• AIM OF THE EXERCISE: Report how many lines of the records below contain the string "stochastic", counting only matches with the same case. Give the number alone.

Stored data:
** start **

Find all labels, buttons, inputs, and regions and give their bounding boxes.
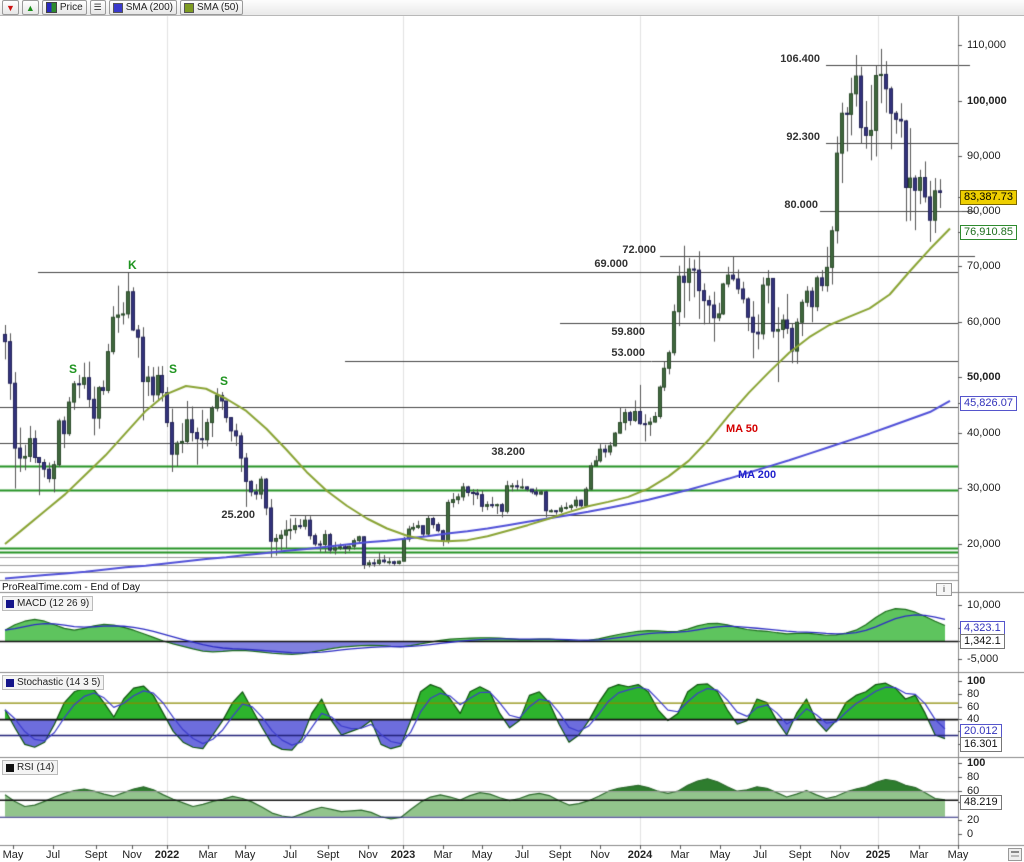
x-axis-label: 2024 bbox=[627, 849, 653, 861]
rsi-axis-label: 0 bbox=[967, 828, 974, 840]
sma50-swatch-icon bbox=[183, 2, 194, 13]
rsi-panel-header[interactable]: RSI (14) bbox=[2, 760, 59, 775]
axis-value-badge: 83,387.73 bbox=[960, 190, 1017, 205]
x-axis-label: 2022 bbox=[154, 849, 180, 861]
signal-marker: S bbox=[169, 362, 178, 376]
x-axis-label: Nov bbox=[590, 849, 610, 861]
level-label: 80.000 bbox=[784, 199, 818, 211]
sma200-legend-button[interactable]: SMA (200) bbox=[108, 0, 177, 15]
x-axis-label: May bbox=[2, 849, 24, 861]
info-icon[interactable]: i bbox=[936, 583, 952, 596]
stochastic-axis-label: 40 bbox=[967, 713, 980, 725]
level-label: 92.300 bbox=[786, 131, 820, 143]
axis-value-badge: 16.301 bbox=[960, 737, 1002, 752]
x-axis-label: Sept bbox=[84, 849, 108, 861]
level-label: 59.800 bbox=[611, 326, 645, 338]
rsi-axis-label: 100 bbox=[967, 757, 986, 769]
price-axis-label: 40,000 bbox=[967, 427, 1001, 439]
x-axis-label: 2025 bbox=[865, 849, 891, 861]
stochastic-axis-label: 100 bbox=[967, 675, 986, 687]
x-axis-label: Mar bbox=[670, 849, 690, 861]
axis-value-badge: 76,910.85 bbox=[960, 225, 1017, 240]
axis-value-badge: 1,342.1 bbox=[960, 634, 1005, 649]
list-icon: ☰ bbox=[93, 2, 102, 12]
x-axis-label: 2023 bbox=[390, 849, 416, 861]
signal-marker: S bbox=[220, 374, 229, 388]
sma200-legend-label: SMA (200) bbox=[125, 2, 173, 13]
macd-axis-label: -5,000 bbox=[967, 653, 999, 665]
x-axis-label: Sept bbox=[548, 849, 572, 861]
macd-panel-title: MACD (12 26 9) bbox=[17, 598, 90, 609]
signal-marker: S bbox=[69, 362, 78, 376]
x-axis-label: Jul bbox=[45, 849, 61, 861]
x-axis-label: May bbox=[471, 849, 493, 861]
rsi-axis-label: 80 bbox=[967, 771, 980, 783]
rsi-panel-title: RSI (14) bbox=[17, 762, 55, 773]
green-up-arrow-icon: ▲ bbox=[25, 2, 35, 13]
rsi-swatch-icon bbox=[6, 763, 14, 772]
price-axis-label: 110,000 bbox=[967, 39, 1006, 51]
level-label: 25.200 bbox=[221, 509, 255, 521]
price-legend-label: Price bbox=[59, 2, 83, 13]
watermark: ProRealTime.com - End of Day bbox=[2, 582, 141, 593]
axis-value-badge: 4,323.1 bbox=[960, 621, 1005, 636]
x-axis-label: May bbox=[947, 849, 969, 861]
stochastic-swatch-icon bbox=[6, 678, 14, 687]
x-axis-label: Nov bbox=[830, 849, 850, 861]
x-axis-label: Nov bbox=[122, 849, 142, 861]
level-label: 106.400 bbox=[780, 53, 820, 65]
sma50-legend-label: SMA (50) bbox=[196, 2, 239, 13]
rsi-axis-label: 60 bbox=[967, 785, 980, 797]
red-down-arrow-icon: ▼ bbox=[6, 2, 15, 13]
x-axis-label: Sept bbox=[316, 849, 340, 861]
x-axis-label: Jul bbox=[282, 849, 298, 861]
level-label: 38.200 bbox=[491, 446, 525, 458]
level-label: 69.000 bbox=[594, 258, 628, 270]
macd-panel-header[interactable]: MACD (12 26 9) bbox=[2, 596, 94, 611]
stochastic-axis-label: 80 bbox=[967, 688, 980, 700]
x-axis-label: May bbox=[234, 849, 256, 861]
price-axis-label: 80,000 bbox=[967, 205, 1001, 217]
stochastic-panel-header[interactable]: Stochastic (14 3 5) bbox=[2, 675, 105, 690]
price-axis-label: 30,000 bbox=[967, 482, 1001, 494]
price-axis-label: 20,000 bbox=[967, 538, 1001, 550]
price-axis-label: 100,000 bbox=[967, 95, 1007, 107]
price-up-button[interactable]: ▲ bbox=[21, 0, 39, 15]
ma200-label: MA 200 bbox=[738, 469, 777, 481]
price-axis-label: 90,000 bbox=[967, 150, 1001, 162]
x-axis-label: Nov bbox=[358, 849, 378, 861]
x-axis-label: Sept bbox=[788, 849, 812, 861]
stochastic-panel-title: Stochastic (14 3 5) bbox=[17, 677, 101, 688]
x-axis-label: Jul bbox=[514, 849, 530, 861]
x-axis-label: Jul bbox=[752, 849, 768, 861]
x-axis-label: Mar bbox=[198, 849, 218, 861]
macd-axis-label: 10,000 bbox=[967, 599, 1001, 611]
level-label: 72.000 bbox=[622, 244, 656, 256]
price-down-button[interactable]: ▼ bbox=[2, 0, 19, 15]
sma50-legend-button[interactable]: SMA (50) bbox=[179, 0, 243, 15]
level-label: 53.000 bbox=[611, 347, 645, 359]
sma200-swatch-icon bbox=[112, 2, 123, 13]
x-axis-label: May bbox=[709, 849, 731, 861]
axis-value-badge: 45,826.07 bbox=[960, 396, 1017, 411]
macd-swatch-icon bbox=[6, 599, 14, 608]
indicator-list-button[interactable]: ☰ bbox=[89, 0, 106, 15]
chart-toolbar: ▼ ▲ Price ☰ SMA (200) SMA (50) bbox=[0, 0, 1024, 16]
price-axis-label: 70,000 bbox=[967, 260, 1001, 272]
price-axis-label: 60,000 bbox=[967, 316, 1001, 328]
candlestick-icon bbox=[45, 2, 57, 13]
price-axis-label: 50,000 bbox=[967, 371, 1001, 383]
signal-marker: K bbox=[128, 258, 137, 272]
axis-value-badge: 48.219 bbox=[960, 795, 1002, 810]
x-axis-label: Mar bbox=[909, 849, 929, 861]
timescale-settings-icon[interactable] bbox=[1008, 848, 1022, 861]
x-axis-label: Mar bbox=[433, 849, 453, 861]
ma50-label: MA 50 bbox=[726, 423, 758, 435]
axis-value-badge: 20.012 bbox=[960, 724, 1002, 739]
price-legend-button[interactable]: Price bbox=[41, 0, 87, 15]
stochastic-axis-label: 60 bbox=[967, 701, 980, 713]
rsi-axis-label: 20 bbox=[967, 814, 980, 826]
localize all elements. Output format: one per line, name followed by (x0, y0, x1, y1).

** end **

• COMPLETE ANSWER: 7